**Exercise instructions**
Images are excluded; otherwise, output every record exactly.

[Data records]
- - - - - - -

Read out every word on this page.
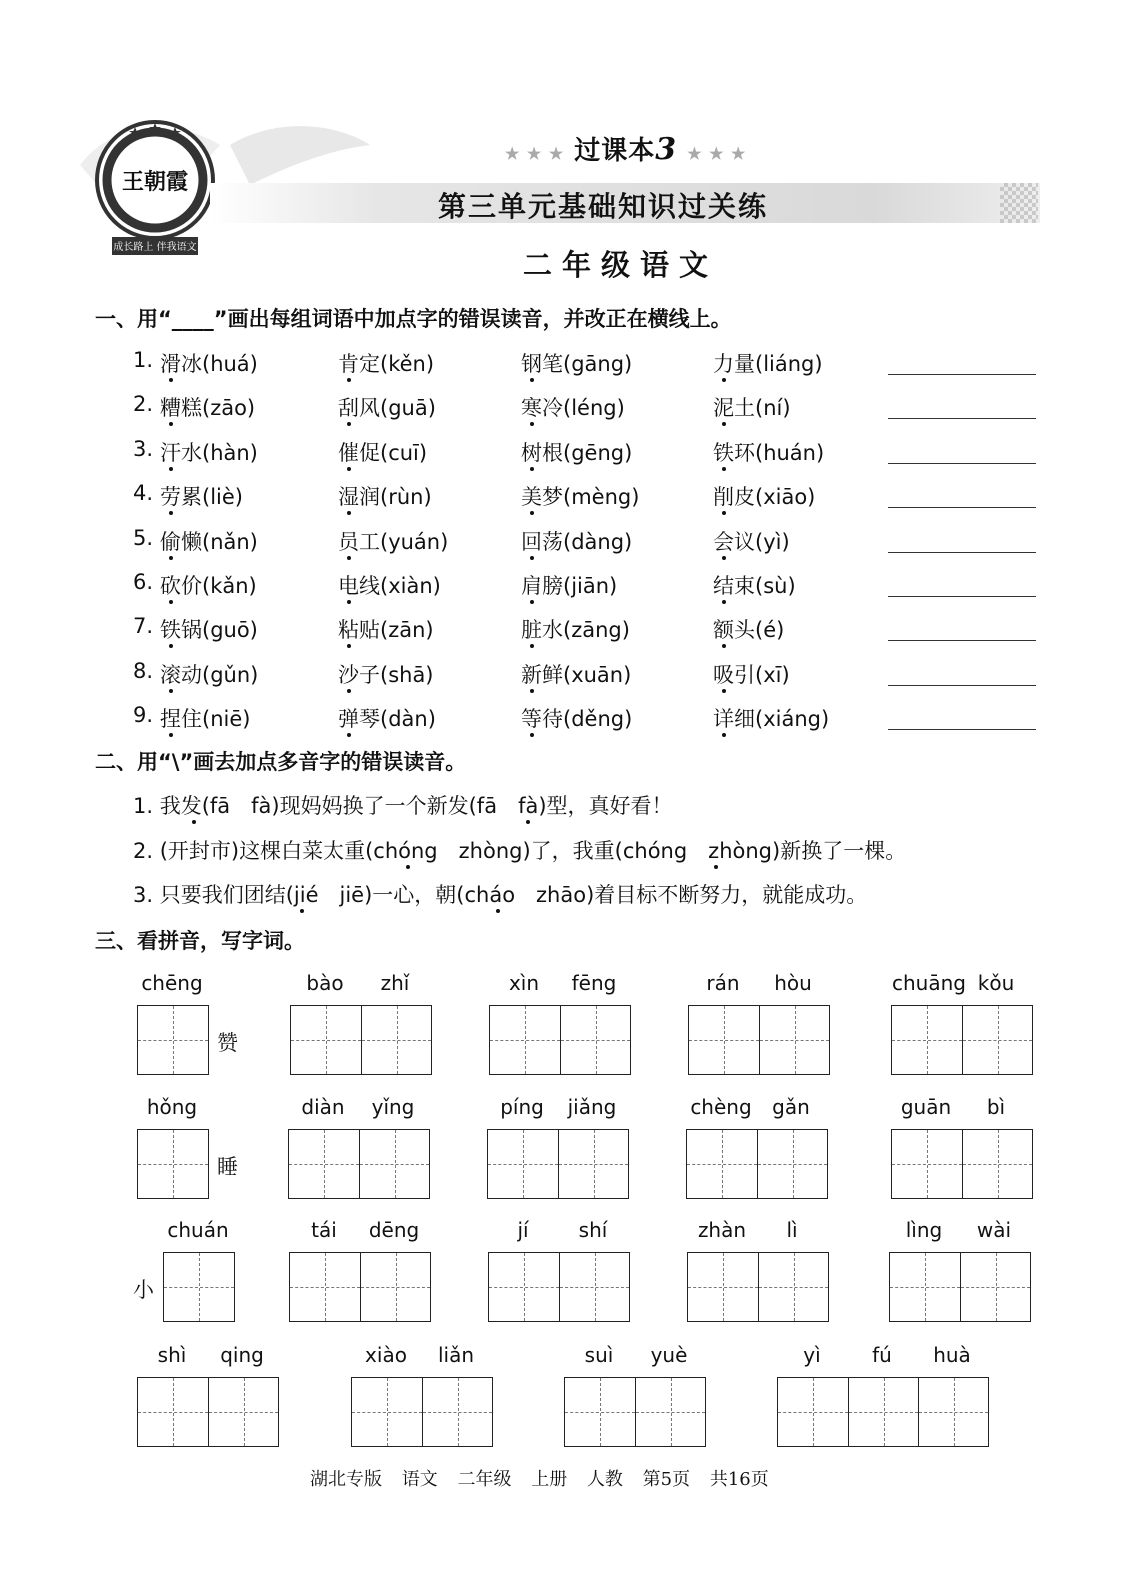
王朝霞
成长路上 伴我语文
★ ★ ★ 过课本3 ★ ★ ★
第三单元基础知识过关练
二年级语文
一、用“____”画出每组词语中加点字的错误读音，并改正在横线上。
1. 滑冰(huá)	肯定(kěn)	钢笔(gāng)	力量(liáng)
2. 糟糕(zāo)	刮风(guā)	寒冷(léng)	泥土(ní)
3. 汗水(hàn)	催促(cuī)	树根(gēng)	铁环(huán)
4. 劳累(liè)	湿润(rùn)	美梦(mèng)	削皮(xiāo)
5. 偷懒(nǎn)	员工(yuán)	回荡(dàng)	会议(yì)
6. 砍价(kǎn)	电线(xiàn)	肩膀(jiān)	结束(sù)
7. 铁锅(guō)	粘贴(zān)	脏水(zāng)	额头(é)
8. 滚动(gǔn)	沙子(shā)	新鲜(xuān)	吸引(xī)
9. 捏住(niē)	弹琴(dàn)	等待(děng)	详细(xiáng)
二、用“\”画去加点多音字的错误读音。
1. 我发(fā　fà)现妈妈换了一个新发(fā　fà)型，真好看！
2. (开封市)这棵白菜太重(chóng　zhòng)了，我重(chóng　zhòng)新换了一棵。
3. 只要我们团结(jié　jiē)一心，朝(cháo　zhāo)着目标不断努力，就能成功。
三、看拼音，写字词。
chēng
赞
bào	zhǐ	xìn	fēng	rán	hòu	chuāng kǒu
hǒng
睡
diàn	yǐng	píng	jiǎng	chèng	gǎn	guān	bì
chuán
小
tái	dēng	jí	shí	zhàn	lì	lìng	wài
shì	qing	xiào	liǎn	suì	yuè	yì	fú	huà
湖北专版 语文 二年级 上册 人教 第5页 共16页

- - - - - - -

**Answer to this exercise**
Read out every word on this page.
王朝霞
成长路上 伴我语文
★ ★ ★ 过课本3 ★ ★ ★
第三单元基础知识过关练
二年级语文
一、用“____”画出每组词语中加点字的错误读音，并改正在横线上。
1. 滑冰(huá)	肯定(kěn)	钢笔(gāng)	力量(liáng)
2. 糟糕(zāo)	刮风(guā)	寒冷(léng)	泥土(ní)
3. 汗水(hàn)	催促(cuī)	树根(gēng)	铁环(huán)
4. 劳累(liè)	湿润(rùn)	美梦(mèng)	削皮(xiāo)
5. 偷懒(nǎn)	员工(yuán)	回荡(dàng)	会议(yì)
6. 砍价(kǎn)	电线(xiàn)	肩膀(jiān)	结束(sù)
7. 铁锅(guō)	粘贴(zān)	脏水(zāng)	额头(é)
8. 滚动(gǔn)	沙子(shā)	新鲜(xuān)	吸引(xī)
9. 捏住(niē)	弹琴(dàn)	等待(děng)	详细(xiáng)
二、用“\”画去加点多音字的错误读音。
1. 我发(fā　fà)现妈妈换了一个新发(fā　fà)型，真好看！
2. (开封市)这棵白菜太重(chóng　zhòng)了，我重(chóng　zhòng)新换了一棵。
3. 只要我们团结(jié　jiē)一心，朝(cháo　zhāo)着目标不断努力，就能成功。
三、看拼音，写字词。
chēng
赞
bào	zhǐ	xìn	fēng	rán	hòu	chuāng kǒu
hǒng
睡
diàn	yǐng	píng	jiǎng	chèng	gǎn	guān	bì
chuán
小
tái	dēng	jí	shí	zhàn	lì	lìng	wài
shì	qing	xiào	liǎn	suì	yuè	yì	fú	huà
湖北专版 语文 二年级 上册 人教 第5页 共16页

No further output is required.